__Your objective__:
Set down the full listing exactly as given. Any pictures are to be left out.

[A run of records]
- - -
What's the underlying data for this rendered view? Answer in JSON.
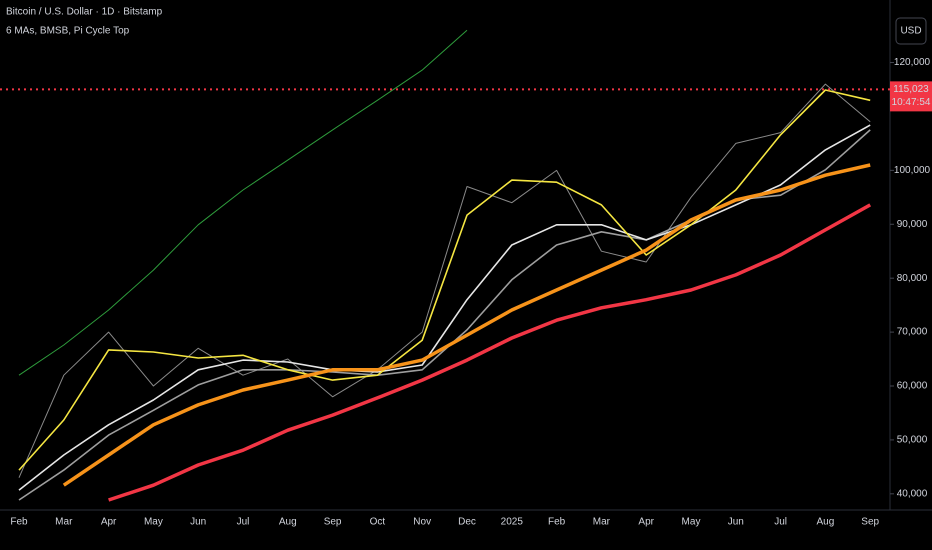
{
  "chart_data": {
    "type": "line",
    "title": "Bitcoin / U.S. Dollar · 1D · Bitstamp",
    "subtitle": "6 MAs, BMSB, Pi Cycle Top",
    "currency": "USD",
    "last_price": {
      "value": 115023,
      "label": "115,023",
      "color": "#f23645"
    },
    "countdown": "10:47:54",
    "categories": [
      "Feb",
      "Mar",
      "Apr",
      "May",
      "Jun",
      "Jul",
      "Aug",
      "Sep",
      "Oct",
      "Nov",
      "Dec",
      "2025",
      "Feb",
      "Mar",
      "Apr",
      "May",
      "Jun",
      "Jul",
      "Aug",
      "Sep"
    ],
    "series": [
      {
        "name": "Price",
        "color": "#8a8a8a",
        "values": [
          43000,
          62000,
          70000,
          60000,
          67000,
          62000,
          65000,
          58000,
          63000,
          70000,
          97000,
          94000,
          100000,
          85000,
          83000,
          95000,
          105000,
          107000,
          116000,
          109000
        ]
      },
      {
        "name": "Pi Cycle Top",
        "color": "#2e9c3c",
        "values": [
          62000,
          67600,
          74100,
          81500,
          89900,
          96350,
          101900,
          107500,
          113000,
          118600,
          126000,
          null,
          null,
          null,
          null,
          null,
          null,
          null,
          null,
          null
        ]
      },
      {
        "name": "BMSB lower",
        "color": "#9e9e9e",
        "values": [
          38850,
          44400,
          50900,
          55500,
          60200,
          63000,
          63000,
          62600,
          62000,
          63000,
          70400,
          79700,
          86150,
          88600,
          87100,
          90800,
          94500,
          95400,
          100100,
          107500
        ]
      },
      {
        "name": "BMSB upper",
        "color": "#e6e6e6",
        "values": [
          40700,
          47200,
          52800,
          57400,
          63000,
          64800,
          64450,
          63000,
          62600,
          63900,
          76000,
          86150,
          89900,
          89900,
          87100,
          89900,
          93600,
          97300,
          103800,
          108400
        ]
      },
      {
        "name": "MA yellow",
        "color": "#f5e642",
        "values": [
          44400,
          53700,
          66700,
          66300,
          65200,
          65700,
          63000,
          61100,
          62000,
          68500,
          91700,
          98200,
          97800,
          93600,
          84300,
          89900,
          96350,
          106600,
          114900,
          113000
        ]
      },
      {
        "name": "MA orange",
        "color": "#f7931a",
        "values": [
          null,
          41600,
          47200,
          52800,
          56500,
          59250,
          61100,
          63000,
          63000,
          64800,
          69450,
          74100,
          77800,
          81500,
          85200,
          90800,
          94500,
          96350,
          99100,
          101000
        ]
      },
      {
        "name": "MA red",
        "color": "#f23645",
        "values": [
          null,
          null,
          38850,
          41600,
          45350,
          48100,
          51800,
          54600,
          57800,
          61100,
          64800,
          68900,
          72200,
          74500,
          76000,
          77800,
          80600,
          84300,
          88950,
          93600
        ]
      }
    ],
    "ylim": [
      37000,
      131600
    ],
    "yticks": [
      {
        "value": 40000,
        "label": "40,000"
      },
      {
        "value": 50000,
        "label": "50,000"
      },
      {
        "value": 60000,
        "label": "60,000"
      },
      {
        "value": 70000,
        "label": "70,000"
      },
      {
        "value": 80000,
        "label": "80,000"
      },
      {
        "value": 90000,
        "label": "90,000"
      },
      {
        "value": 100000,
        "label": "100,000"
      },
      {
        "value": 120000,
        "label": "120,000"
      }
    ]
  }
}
- - -
__The reply__:
What's the underlying data for this rendered view? Answer in JSON.
{
  "chart_data": {
    "type": "line",
    "title": "Bitcoin / U.S. Dollar · 1D · Bitstamp",
    "subtitle": "6 MAs, BMSB, Pi Cycle Top",
    "currency": "USD",
    "last_price": {
      "value": 115023,
      "label": "115,023",
      "color": "#f23645"
    },
    "countdown": "10:47:54",
    "categories": [
      "Feb",
      "Mar",
      "Apr",
      "May",
      "Jun",
      "Jul",
      "Aug",
      "Sep",
      "Oct",
      "Nov",
      "Dec",
      "2025",
      "Feb",
      "Mar",
      "Apr",
      "May",
      "Jun",
      "Jul",
      "Aug",
      "Sep"
    ],
    "series": [
      {
        "name": "Price",
        "color": "#8a8a8a",
        "values": [
          43000,
          62000,
          70000,
          60000,
          67000,
          62000,
          65000,
          58000,
          63000,
          70000,
          97000,
          94000,
          100000,
          85000,
          83000,
          95000,
          105000,
          107000,
          116000,
          109000
        ]
      },
      {
        "name": "Pi Cycle Top",
        "color": "#2e9c3c",
        "values": [
          62000,
          67600,
          74100,
          81500,
          89900,
          96350,
          101900,
          107500,
          113000,
          118600,
          126000,
          null,
          null,
          null,
          null,
          null,
          null,
          null,
          null,
          null
        ]
      },
      {
        "name": "BMSB lower",
        "color": "#9e9e9e",
        "values": [
          38850,
          44400,
          50900,
          55500,
          60200,
          63000,
          63000,
          62600,
          62000,
          63000,
          70400,
          79700,
          86150,
          88600,
          87100,
          90800,
          94500,
          95400,
          100100,
          107500
        ]
      },
      {
        "name": "BMSB upper",
        "color": "#e6e6e6",
        "values": [
          40700,
          47200,
          52800,
          57400,
          63000,
          64800,
          64450,
          63000,
          62600,
          63900,
          76000,
          86150,
          89900,
          89900,
          87100,
          89900,
          93600,
          97300,
          103800,
          108400
        ]
      },
      {
        "name": "MA yellow",
        "color": "#f5e642",
        "values": [
          44400,
          53700,
          66700,
          66300,
          65200,
          65700,
          63000,
          61100,
          62000,
          68500,
          91700,
          98200,
          97800,
          93600,
          84300,
          89900,
          96350,
          106600,
          114900,
          113000
        ]
      },
      {
        "name": "MA orange",
        "color": "#f7931a",
        "values": [
          null,
          41600,
          47200,
          52800,
          56500,
          59250,
          61100,
          63000,
          63000,
          64800,
          69450,
          74100,
          77800,
          81500,
          85200,
          90800,
          94500,
          96350,
          99100,
          101000
        ]
      },
      {
        "name": "MA red",
        "color": "#f23645",
        "values": [
          null,
          null,
          38850,
          41600,
          45350,
          48100,
          51800,
          54600,
          57800,
          61100,
          64800,
          68900,
          72200,
          74500,
          76000,
          77800,
          80600,
          84300,
          88950,
          93600
        ]
      }
    ],
    "ylim": [
      37000,
      131600
    ],
    "yticks": [
      {
        "value": 40000,
        "label": "40,000"
      },
      {
        "value": 50000,
        "label": "50,000"
      },
      {
        "value": 60000,
        "label": "60,000"
      },
      {
        "value": 70000,
        "label": "70,000"
      },
      {
        "value": 80000,
        "label": "80,000"
      },
      {
        "value": 90000,
        "label": "90,000"
      },
      {
        "value": 100000,
        "label": "100,000"
      },
      {
        "value": 120000,
        "label": "120,000"
      }
    ]
  }
}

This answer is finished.